■ EXERCISE PROMPT ■
Give the data again exactly as written, skipping any pictures.
+--
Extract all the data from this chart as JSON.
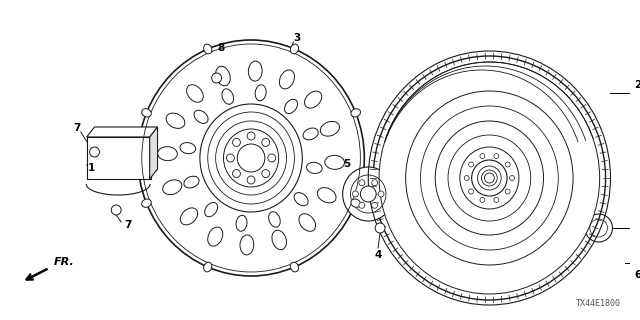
{
  "bg_color": "#ffffff",
  "fig_width": 6.4,
  "fig_height": 3.2,
  "dpi": 100,
  "watermark": "TX44E1800",
  "line_color": "#1a1a1a",
  "label_fontsize": 7.5
}
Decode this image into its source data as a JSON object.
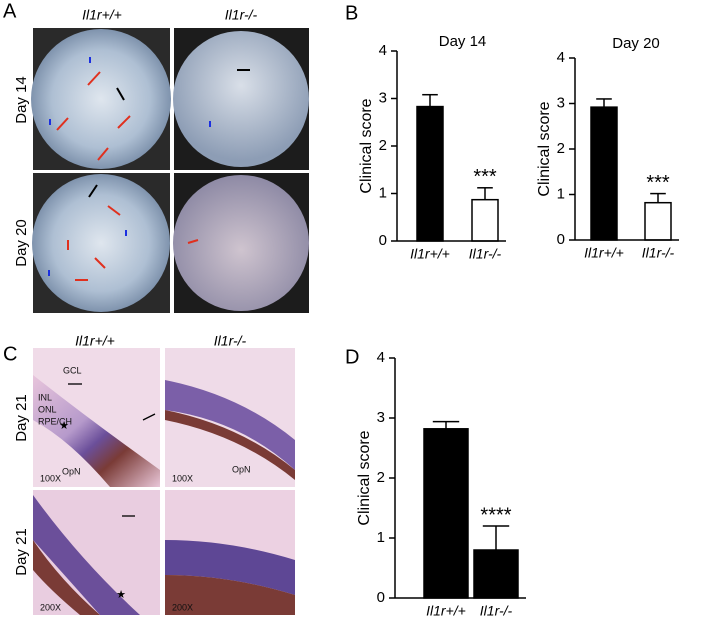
{
  "figure": {
    "panels": [
      "A",
      "B",
      "C",
      "D"
    ],
    "panel_a": {
      "columns": [
        "Il1r+/+",
        "Il1r-/-"
      ],
      "rows": [
        "Day 14",
        "Day 20"
      ]
    },
    "panel_c": {
      "columns": [
        "Il1r+/+",
        "Il1r-/-"
      ],
      "rows": [
        "Day 21",
        "Day 21"
      ],
      "labels": [
        "GCL",
        "INL",
        "ONL",
        "RPE/CH",
        "OpN",
        "OpN",
        "100X",
        "100X",
        "200X",
        "200X"
      ]
    }
  },
  "chart_data": [
    {
      "type": "bar",
      "title": "Day 14",
      "ylabel": "Clinical score",
      "categories": [
        "Il1r+/+",
        "Il1r-/-"
      ],
      "values": [
        2.83,
        0.87
      ],
      "errors": [
        0.25,
        0.25
      ],
      "colors": [
        "#000000",
        "#ffffff"
      ],
      "annotation": "***",
      "ylim": [
        0,
        4
      ],
      "yticks": [
        0,
        1,
        2,
        3,
        4
      ]
    },
    {
      "type": "bar",
      "title": "Day 20",
      "ylabel": "Clinical score",
      "categories": [
        "Il1r+/+",
        "Il1r-/-"
      ],
      "values": [
        2.92,
        0.82
      ],
      "errors": [
        0.18,
        0.2
      ],
      "colors": [
        "#000000",
        "#ffffff"
      ],
      "annotation": "***",
      "ylim": [
        0,
        4
      ],
      "yticks": [
        0,
        1,
        2,
        3,
        4
      ]
    },
    {
      "type": "bar",
      "ylabel": "Clinical score",
      "categories": [
        "Il1r+/+",
        "Il1r-/-"
      ],
      "values": [
        2.82,
        0.8
      ],
      "errors": [
        0.12,
        0.4
      ],
      "colors": [
        "#000000",
        "#000000"
      ],
      "annotation": "****",
      "ylim": [
        0,
        4
      ],
      "yticks": [
        0,
        1,
        2,
        3,
        4
      ]
    }
  ]
}
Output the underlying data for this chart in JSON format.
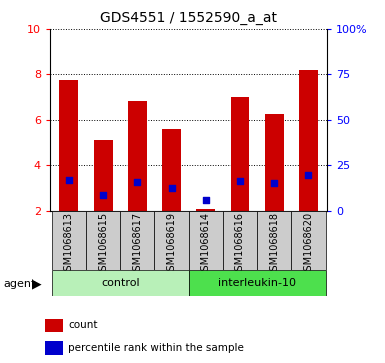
{
  "title": "GDS4551 / 1552590_a_at",
  "samples": [
    "GSM1068613",
    "GSM1068615",
    "GSM1068617",
    "GSM1068619",
    "GSM1068614",
    "GSM1068616",
    "GSM1068618",
    "GSM1068620"
  ],
  "red_values": [
    7.75,
    5.1,
    6.85,
    5.6,
    2.05,
    7.0,
    6.25,
    8.2
  ],
  "blue_values": [
    3.35,
    2.7,
    3.25,
    3.0,
    2.45,
    3.3,
    3.2,
    3.55
  ],
  "red_color": "#cc0000",
  "blue_color": "#0000cc",
  "ylim_left": [
    2,
    10
  ],
  "ylim_right": [
    0,
    100
  ],
  "yticks_left": [
    2,
    4,
    6,
    8,
    10
  ],
  "ytick_labels_left": [
    "2",
    "4",
    "6",
    "8",
    "10"
  ],
  "yticks_right": [
    0,
    25,
    50,
    75,
    100
  ],
  "ytick_labels_right": [
    "0",
    "25",
    "50",
    "75",
    "100%"
  ],
  "group_labels": [
    "control",
    "interleukin-10"
  ],
  "group_colors_light": "#b8f0b8",
  "group_colors_dark": "#4de04d",
  "agent_label": "agent",
  "legend_count": "count",
  "legend_percentile": "percentile rank within the sample",
  "bar_width": 0.55,
  "gray_bg": "#cccccc",
  "bar_bottom": 2.0,
  "white_bg": "#ffffff"
}
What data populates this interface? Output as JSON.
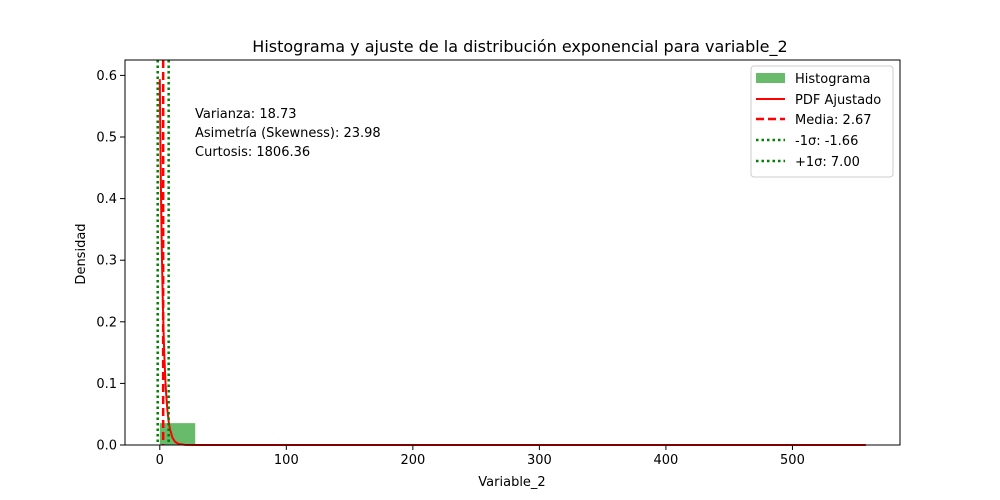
+--
■ RESULT FOR THIS TASK ■
Extract all the data from this chart as JSON.
{
  "bg_color": "#ffffff",
  "fig_width": 6.4,
  "fig_height": 3.2,
  "dpi": 100,
  "watermark": "TX44E1800",
  "line_color": "#1a1a1a",
  "label_fontsize": 7.5
}
Decode this image into its source data as a JSON object.
{
  "figure": {
    "panels": [
      "A",
      "B",
      "C",
      "D"
    ],
    "panel_a": {
      "columns": [
        "Il1r+/+",
        "Il1r-/-"
      ],
      "rows": [
        "Day 14",
        "Day 20"
      ]
    },
    "panel_c": {
      "columns": [
        "Il1r+/+",
        "Il1r-/-"
      ],
      "rows": [
        "Day 21",
        "Day 21"
      ],
      "labels": [
        "GCL",
        "INL",
        "ONL",
        "RPE/CH",
        "OpN",
        "OpN",
        "100X",
        "100X",
        "200X",
        "200X"
      ]
    }
  },
  "chart_data": [
    {
      "type": "bar",
      "title": "Day 14",
      "ylabel": "Clinical score",
      "categories": [
        "Il1r+/+",
        "Il1r-/-"
      ],
      "values": [
        2.83,
        0.87
      ],
      "errors": [
        0.25,
        0.25
      ],
      "colors": [
        "#000000",
        "#ffffff"
      ],
      "annotation": "***",
      "ylim": [
        0,
        4
      ],
      "yticks": [
        0,
        1,
        2,
        3,
        4
      ]
    },
    {
      "type": "bar",
      "title": "Day 20",
      "ylabel": "Clinical score",
      "categories": [
        "Il1r+/+",
        "Il1r-/-"
      ],
      "values": [
        2.92,
        0.82
      ],
      "errors": [
        0.18,
        0.2
      ],
      "colors": [
        "#000000",
        "#ffffff"
      ],
      "annotation": "***",
      "ylim": [
        0,
        4
      ],
      "yticks": [
        0,
        1,
        2,
        3,
        4
      ]
    },
    {
      "type": "bar",
      "ylabel": "Clinical score",
      "categories": [
        "Il1r+/+",
        "Il1r-/-"
      ],
      "values": [
        2.82,
        0.8
      ],
      "errors": [
        0.12,
        0.4
      ],
      "colors": [
        "#000000",
        "#000000"
      ],
      "annotation": "****",
      "ylim": [
        0,
        4
      ],
      "yticks": [
        0,
        1,
        2,
        3,
        4
      ]
    }
  ]
}
Output the underlying data for this chart in JSON format.
{
  "title": "GDS4551 / 1552590_a_at",
  "samples": [
    "GSM1068613",
    "GSM1068615",
    "GSM1068617",
    "GSM1068619",
    "GSM1068614",
    "GSM1068616",
    "GSM1068618",
    "GSM1068620"
  ],
  "red_values": [
    7.75,
    5.1,
    6.85,
    5.6,
    2.05,
    7.0,
    6.25,
    8.2
  ],
  "blue_values": [
    3.35,
    2.7,
    3.25,
    3.0,
    2.45,
    3.3,
    3.2,
    3.55
  ],
  "red_color": "#cc0000",
  "blue_color": "#0000cc",
  "ylim_left": [
    2,
    10
  ],
  "ylim_right": [
    0,
    100
  ],
  "yticks_left": [
    2,
    4,
    6,
    8,
    10
  ],
  "ytick_labels_left": [
    "2",
    "4",
    "6",
    "8",
    "10"
  ],
  "yticks_right": [
    0,
    25,
    50,
    75,
    100
  ],
  "ytick_labels_right": [
    "0",
    "25",
    "50",
    "75",
    "100%"
  ],
  "group_labels": [
    "control",
    "interleukin-10"
  ],
  "group_colors_light": "#b8f0b8",
  "group_colors_dark": "#4de04d",
  "agent_label": "agent",
  "legend_count": "count",
  "legend_percentile": "percentile rank within the sample",
  "bar_width": 0.55,
  "gray_bg": "#cccccc",
  "bar_bottom": 2.0,
  "white_bg": "#ffffff"
}
What data populates this interface? Output as JSON.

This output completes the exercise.